◆ SHORT EXERCISE
Each line below should be reproduced without any alteration.
——
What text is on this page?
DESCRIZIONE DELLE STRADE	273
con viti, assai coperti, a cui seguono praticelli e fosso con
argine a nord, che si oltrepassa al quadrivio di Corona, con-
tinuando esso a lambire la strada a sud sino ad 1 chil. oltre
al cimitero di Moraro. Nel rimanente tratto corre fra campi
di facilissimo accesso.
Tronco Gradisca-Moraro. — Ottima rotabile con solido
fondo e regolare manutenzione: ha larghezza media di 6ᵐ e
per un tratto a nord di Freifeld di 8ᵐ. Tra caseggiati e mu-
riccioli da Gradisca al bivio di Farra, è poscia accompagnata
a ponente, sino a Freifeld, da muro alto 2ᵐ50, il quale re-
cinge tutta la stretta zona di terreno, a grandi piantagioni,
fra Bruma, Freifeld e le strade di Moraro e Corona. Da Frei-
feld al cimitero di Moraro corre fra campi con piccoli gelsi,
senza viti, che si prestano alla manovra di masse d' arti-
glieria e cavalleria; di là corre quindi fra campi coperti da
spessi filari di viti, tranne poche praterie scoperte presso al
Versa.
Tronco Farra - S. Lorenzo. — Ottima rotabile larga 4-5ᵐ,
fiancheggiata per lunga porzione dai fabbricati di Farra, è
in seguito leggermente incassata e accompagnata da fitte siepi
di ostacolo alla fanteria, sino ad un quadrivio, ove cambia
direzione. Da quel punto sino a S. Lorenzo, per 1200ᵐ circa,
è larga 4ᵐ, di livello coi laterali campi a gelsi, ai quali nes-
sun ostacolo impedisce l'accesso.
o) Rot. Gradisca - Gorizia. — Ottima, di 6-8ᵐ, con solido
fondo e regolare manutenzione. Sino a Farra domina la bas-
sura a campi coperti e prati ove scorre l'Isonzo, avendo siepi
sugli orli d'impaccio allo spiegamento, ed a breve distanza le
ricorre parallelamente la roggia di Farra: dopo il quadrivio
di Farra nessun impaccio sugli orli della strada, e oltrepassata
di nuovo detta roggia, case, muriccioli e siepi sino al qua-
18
——
◆ EXERCISE SOLUTION
What text is on this page?
DESCRIZIONE DELLE STRADE	273
con viti, assai coperti, a cui seguono praticelli e fosso con
argine a nord, che si oltrepassa al quadrivio di Corona, con-
tinuando esso a lambire la strada a sud sino ad 1 chil. oltre
al cimitero di Moraro. Nel rimanente tratto corre fra campi
di facilissimo accesso.
Tronco Gradisca-Moraro. — Ottima rotabile con solido
fondo e regolare manutenzione: ha larghezza media di 6ᵐ e
per un tratto a nord di Freifeld di 8ᵐ. Tra caseggiati e mu-
riccioli da Gradisca al bivio di Farra, è poscia accompagnata
a ponente, sino a Freifeld, da muro alto 2ᵐ50, il quale re-
cinge tutta la stretta zona di terreno, a grandi piantagioni,
fra Bruma, Freifeld e le strade di Moraro e Corona. Da Frei-
feld al cimitero di Moraro corre fra campi con piccoli gelsi,
senza viti, che si prestano alla manovra di masse d' arti-
glieria e cavalleria; di là corre quindi fra campi coperti da
spessi filari di viti, tranne poche praterie scoperte presso al
Versa.
Tronco Farra - S. Lorenzo. — Ottima rotabile larga 4-5ᵐ,
fiancheggiata per lunga porzione dai fabbricati di Farra, è
in seguito leggermente incassata e accompagnata da fitte siepi
di ostacolo alla fanteria, sino ad un quadrivio, ove cambia
direzione. Da quel punto sino a S. Lorenzo, per 1200ᵐ circa,
è larga 4ᵐ, di livello coi laterali campi a gelsi, ai quali nes-
sun ostacolo impedisce l'accesso.
o) Rot. Gradisca - Gorizia. — Ottima, di 6-8ᵐ, con solido
fondo e regolare manutenzione. Sino a Farra domina la bas-
sura a campi coperti e prati ove scorre l'Isonzo, avendo siepi
sugli orli d'impaccio allo spiegamento, ed a breve distanza le
ricorre parallelamente la roggia di Farra: dopo il quadrivio
di Farra nessun impaccio sugli orli della strada, e oltrepassata
di nuovo detta roggia, case, muriccioli e siepi sino al qua-
18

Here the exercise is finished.